- Items:

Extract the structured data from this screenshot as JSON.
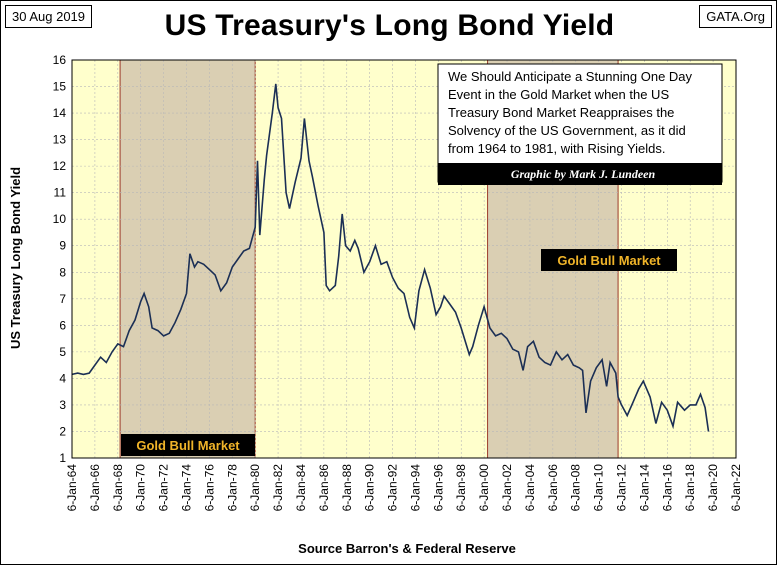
{
  "header": {
    "date": "30 Aug 2019",
    "source_site": "GATA.Org",
    "title": "US Treasury's Long Bond Yield"
  },
  "annotation": {
    "lines": [
      "We Should Anticipate a Stunning One Day",
      "Event in the Gold Market when the US",
      "Treasury Bond Market Reappraises the",
      "Solvency of the US Government,  as it did",
      "from 1964 to 1981, with Rising Yields."
    ],
    "credit": "Graphic by Mark J. Lundeen"
  },
  "regions": [
    {
      "label": "Gold Bull Market",
      "start": 1968.2,
      "end": 1980.0
    },
    {
      "label": "Gold Bull Market",
      "start": 2000.3,
      "end": 2011.7
    }
  ],
  "colors": {
    "background": "#ffffcc",
    "region_fill": "#dacfb3",
    "region_border": "#9b3a2a",
    "series": "#1b2f55",
    "grid": "#b8b8b8",
    "label_box": "#000000",
    "label_text": "#f0b429"
  },
  "chart_data": {
    "type": "line",
    "xlabel": "Source Barron's & Federal Reserve",
    "ylabel": "US Treasury  Long Bond Yield",
    "ylim": [
      1,
      16
    ],
    "xlim": [
      1964.0,
      2022.0
    ],
    "yticks": [
      1,
      2,
      3,
      4,
      5,
      6,
      7,
      8,
      9,
      10,
      11,
      12,
      13,
      14,
      15,
      16
    ],
    "xticks": [
      {
        "label": "6-Jan-64",
        "x": 1964
      },
      {
        "label": "6-Jan-66",
        "x": 1966
      },
      {
        "label": "6-Jan-68",
        "x": 1968
      },
      {
        "label": "6-Jan-70",
        "x": 1970
      },
      {
        "label": "6-Jan-72",
        "x": 1972
      },
      {
        "label": "6-Jan-74",
        "x": 1974
      },
      {
        "label": "6-Jan-76",
        "x": 1976
      },
      {
        "label": "6-Jan-78",
        "x": 1978
      },
      {
        "label": "6-Jan-80",
        "x": 1980
      },
      {
        "label": "6-Jan-82",
        "x": 1982
      },
      {
        "label": "6-Jan-84",
        "x": 1984
      },
      {
        "label": "6-Jan-86",
        "x": 1986
      },
      {
        "label": "6-Jan-88",
        "x": 1988
      },
      {
        "label": "6-Jan-90",
        "x": 1990
      },
      {
        "label": "6-Jan-92",
        "x": 1992
      },
      {
        "label": "6-Jan-94",
        "x": 1994
      },
      {
        "label": "6-Jan-96",
        "x": 1996
      },
      {
        "label": "6-Jan-98",
        "x": 1998
      },
      {
        "label": "6-Jan-00",
        "x": 2000
      },
      {
        "label": "6-Jan-02",
        "x": 2002
      },
      {
        "label": "6-Jan-04",
        "x": 2004
      },
      {
        "label": "6-Jan-06",
        "x": 2006
      },
      {
        "label": "6-Jan-08",
        "x": 2008
      },
      {
        "label": "6-Jan-10",
        "x": 2010
      },
      {
        "label": "6-Jan-12",
        "x": 2012
      },
      {
        "label": "6-Jan-14",
        "x": 2014
      },
      {
        "label": "6-Jan-16",
        "x": 2016
      },
      {
        "label": "6-Jan-18",
        "x": 2018
      },
      {
        "label": "6-Jan-20",
        "x": 2020
      },
      {
        "label": "6-Jan-22",
        "x": 2022
      }
    ],
    "grid": true,
    "series": [
      {
        "points": [
          [
            1964.0,
            4.15
          ],
          [
            1964.5,
            4.2
          ],
          [
            1965.0,
            4.15
          ],
          [
            1965.5,
            4.2
          ],
          [
            1966.0,
            4.5
          ],
          [
            1966.5,
            4.8
          ],
          [
            1967.0,
            4.6
          ],
          [
            1967.5,
            5.0
          ],
          [
            1968.0,
            5.3
          ],
          [
            1968.5,
            5.2
          ],
          [
            1969.0,
            5.8
          ],
          [
            1969.5,
            6.2
          ],
          [
            1970.0,
            6.9
          ],
          [
            1970.3,
            7.2
          ],
          [
            1970.7,
            6.7
          ],
          [
            1971.0,
            5.9
          ],
          [
            1971.5,
            5.8
          ],
          [
            1972.0,
            5.6
          ],
          [
            1972.5,
            5.7
          ],
          [
            1973.0,
            6.1
          ],
          [
            1973.5,
            6.6
          ],
          [
            1974.0,
            7.2
          ],
          [
            1974.3,
            8.7
          ],
          [
            1974.7,
            8.2
          ],
          [
            1975.0,
            8.4
          ],
          [
            1975.5,
            8.3
          ],
          [
            1976.0,
            8.1
          ],
          [
            1976.5,
            7.9
          ],
          [
            1977.0,
            7.3
          ],
          [
            1977.5,
            7.6
          ],
          [
            1978.0,
            8.2
          ],
          [
            1978.5,
            8.5
          ],
          [
            1979.0,
            8.8
          ],
          [
            1979.5,
            8.9
          ],
          [
            1980.0,
            9.7
          ],
          [
            1980.2,
            12.2
          ],
          [
            1980.4,
            9.4
          ],
          [
            1980.8,
            11.5
          ],
          [
            1981.0,
            12.4
          ],
          [
            1981.5,
            14.0
          ],
          [
            1981.8,
            15.1
          ],
          [
            1982.0,
            14.2
          ],
          [
            1982.3,
            13.8
          ],
          [
            1982.7,
            11.0
          ],
          [
            1983.0,
            10.4
          ],
          [
            1983.5,
            11.4
          ],
          [
            1984.0,
            12.3
          ],
          [
            1984.3,
            13.8
          ],
          [
            1984.7,
            12.2
          ],
          [
            1985.0,
            11.6
          ],
          [
            1985.5,
            10.5
          ],
          [
            1986.0,
            9.5
          ],
          [
            1986.2,
            7.5
          ],
          [
            1986.5,
            7.3
          ],
          [
            1987.0,
            7.5
          ],
          [
            1987.3,
            8.6
          ],
          [
            1987.6,
            10.2
          ],
          [
            1987.9,
            9.0
          ],
          [
            1988.3,
            8.8
          ],
          [
            1988.7,
            9.2
          ],
          [
            1989.0,
            8.9
          ],
          [
            1989.5,
            8.0
          ],
          [
            1990.0,
            8.4
          ],
          [
            1990.5,
            9.0
          ],
          [
            1991.0,
            8.3
          ],
          [
            1991.5,
            8.4
          ],
          [
            1992.0,
            7.8
          ],
          [
            1992.5,
            7.4
          ],
          [
            1993.0,
            7.2
          ],
          [
            1993.5,
            6.3
          ],
          [
            1993.9,
            5.9
          ],
          [
            1994.3,
            7.3
          ],
          [
            1994.8,
            8.1
          ],
          [
            1995.3,
            7.4
          ],
          [
            1995.8,
            6.4
          ],
          [
            1996.2,
            6.7
          ],
          [
            1996.5,
            7.1
          ],
          [
            1997.0,
            6.8
          ],
          [
            1997.5,
            6.5
          ],
          [
            1998.0,
            5.9
          ],
          [
            1998.7,
            4.9
          ],
          [
            1999.0,
            5.2
          ],
          [
            1999.5,
            6.0
          ],
          [
            2000.0,
            6.7
          ],
          [
            2000.5,
            5.9
          ],
          [
            2001.0,
            5.6
          ],
          [
            2001.5,
            5.7
          ],
          [
            2002.0,
            5.5
          ],
          [
            2002.5,
            5.1
          ],
          [
            2003.0,
            5.0
          ],
          [
            2003.4,
            4.3
          ],
          [
            2003.8,
            5.2
          ],
          [
            2004.3,
            5.4
          ],
          [
            2004.8,
            4.8
          ],
          [
            2005.3,
            4.6
          ],
          [
            2005.8,
            4.5
          ],
          [
            2006.3,
            5.0
          ],
          [
            2006.8,
            4.7
          ],
          [
            2007.3,
            4.9
          ],
          [
            2007.8,
            4.5
          ],
          [
            2008.3,
            4.4
          ],
          [
            2008.6,
            4.3
          ],
          [
            2008.9,
            2.7
          ],
          [
            2009.3,
            3.9
          ],
          [
            2009.8,
            4.4
          ],
          [
            2010.3,
            4.7
          ],
          [
            2010.7,
            3.7
          ],
          [
            2011.0,
            4.6
          ],
          [
            2011.5,
            4.2
          ],
          [
            2011.7,
            3.3
          ],
          [
            2012.0,
            3.0
          ],
          [
            2012.5,
            2.6
          ],
          [
            2013.0,
            3.1
          ],
          [
            2013.5,
            3.6
          ],
          [
            2013.9,
            3.9
          ],
          [
            2014.5,
            3.3
          ],
          [
            2015.0,
            2.3
          ],
          [
            2015.5,
            3.1
          ],
          [
            2016.0,
            2.8
          ],
          [
            2016.5,
            2.2
          ],
          [
            2016.9,
            3.1
          ],
          [
            2017.5,
            2.8
          ],
          [
            2018.0,
            3.0
          ],
          [
            2018.5,
            3.0
          ],
          [
            2018.9,
            3.4
          ],
          [
            2019.3,
            2.9
          ],
          [
            2019.6,
            2.0
          ]
        ]
      }
    ]
  }
}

- Required work: Out of the records, collect only those lines that contain the string "Market".

- Solution to this exercise:
      "Event in the Gold Market when the US",
      "Treasury Bond Market Reappraises the",
      "label": "Gold Bull Market",
      "label": "Gold Bull Market",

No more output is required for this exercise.